INSTRUCTION :: Output the material beneath this task exactly, images excluded.
::::
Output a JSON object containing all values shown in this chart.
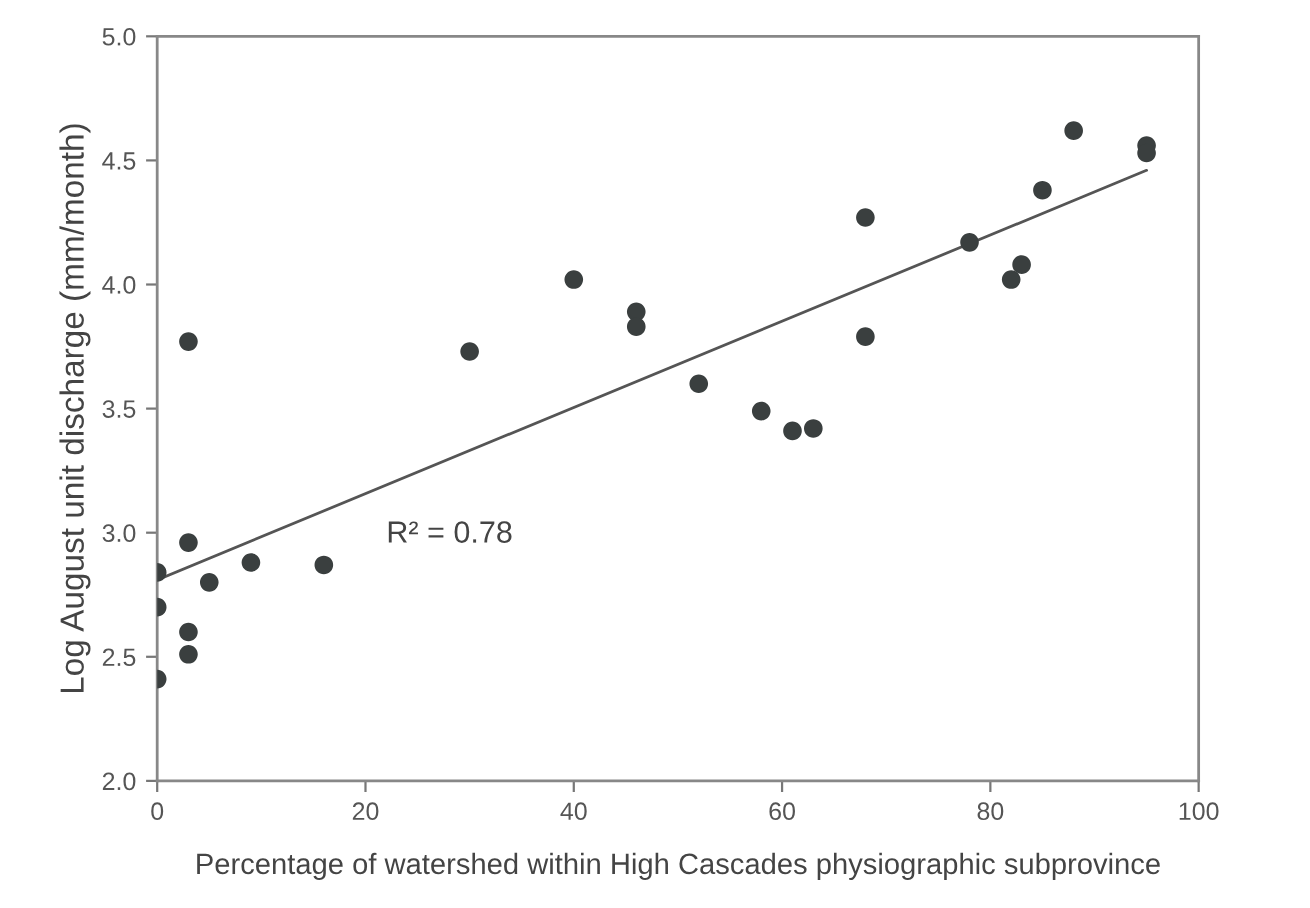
{
  "chart_data": {
    "type": "scatter",
    "xlabel": "Percentage of watershed within High Cascades physiographic subprovince",
    "ylabel": "Log August unit discharge (mm/month)",
    "series": [
      {
        "color": "#3a3f3f",
        "marker": "circle",
        "x": [
          0,
          0,
          0,
          3,
          3,
          3,
          3,
          5,
          9,
          16,
          30,
          40,
          46,
          46,
          52,
          58,
          61,
          63,
          68,
          68,
          78,
          82,
          83,
          85,
          88,
          95,
          95
        ],
        "values": [
          2.84,
          2.7,
          2.41,
          3.77,
          2.96,
          2.6,
          2.51,
          2.8,
          2.88,
          2.87,
          3.73,
          4.02,
          3.89,
          3.83,
          3.6,
          3.49,
          3.41,
          3.42,
          4.27,
          3.79,
          4.17,
          4.02,
          4.08,
          4.38,
          4.62,
          4.56,
          4.53
        ]
      },
      {
        "type": "line",
        "marker": "none",
        "color": "#555555",
        "x": [
          0,
          95
        ],
        "values": [
          2.81,
          4.46
        ]
      }
    ],
    "annotations": [
      "R² = 0.78"
    ],
    "xlim": [
      0,
      100
    ],
    "xticks": [
      0,
      20,
      40,
      60,
      80,
      100
    ],
    "ylim": [
      2.0,
      5.0
    ],
    "yticks": [
      {
        "value": 2.0,
        "label": "2.0"
      },
      {
        "value": 2.5,
        "label": "2.5"
      },
      {
        "value": 3.0,
        "label": "3.0"
      },
      {
        "value": 3.5,
        "label": "3.5"
      },
      {
        "value": 4.0,
        "label": "4.0"
      },
      {
        "value": 4.5,
        "label": "4.5"
      },
      {
        "value": 5.0,
        "label": "5.0"
      }
    ],
    "grid": false,
    "legend": false
  }
}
::::
RESULT BELOW ::
Output a JSON object containing all values shown in this chart.
{
  "chart_data": {
    "type": "scatter",
    "xlabel": "Percentage of watershed within High Cascades physiographic subprovince",
    "ylabel": "Log August unit discharge (mm/month)",
    "series": [
      {
        "color": "#3a3f3f",
        "marker": "circle",
        "x": [
          0,
          0,
          0,
          3,
          3,
          3,
          3,
          5,
          9,
          16,
          30,
          40,
          46,
          46,
          52,
          58,
          61,
          63,
          68,
          68,
          78,
          82,
          83,
          85,
          88,
          95,
          95
        ],
        "values": [
          2.84,
          2.7,
          2.41,
          3.77,
          2.96,
          2.6,
          2.51,
          2.8,
          2.88,
          2.87,
          3.73,
          4.02,
          3.89,
          3.83,
          3.6,
          3.49,
          3.41,
          3.42,
          4.27,
          3.79,
          4.17,
          4.02,
          4.08,
          4.38,
          4.62,
          4.56,
          4.53
        ]
      },
      {
        "type": "line",
        "marker": "none",
        "color": "#555555",
        "x": [
          0,
          95
        ],
        "values": [
          2.81,
          4.46
        ]
      }
    ],
    "annotations": [
      "R² = 0.78"
    ],
    "xlim": [
      0,
      100
    ],
    "xticks": [
      0,
      20,
      40,
      60,
      80,
      100
    ],
    "ylim": [
      2.0,
      5.0
    ],
    "yticks": [
      {
        "value": 2.0,
        "label": "2.0"
      },
      {
        "value": 2.5,
        "label": "2.5"
      },
      {
        "value": 3.0,
        "label": "3.0"
      },
      {
        "value": 3.5,
        "label": "3.5"
      },
      {
        "value": 4.0,
        "label": "4.0"
      },
      {
        "value": 4.5,
        "label": "4.5"
      },
      {
        "value": 5.0,
        "label": "5.0"
      }
    ],
    "grid": false,
    "legend": false
  }
}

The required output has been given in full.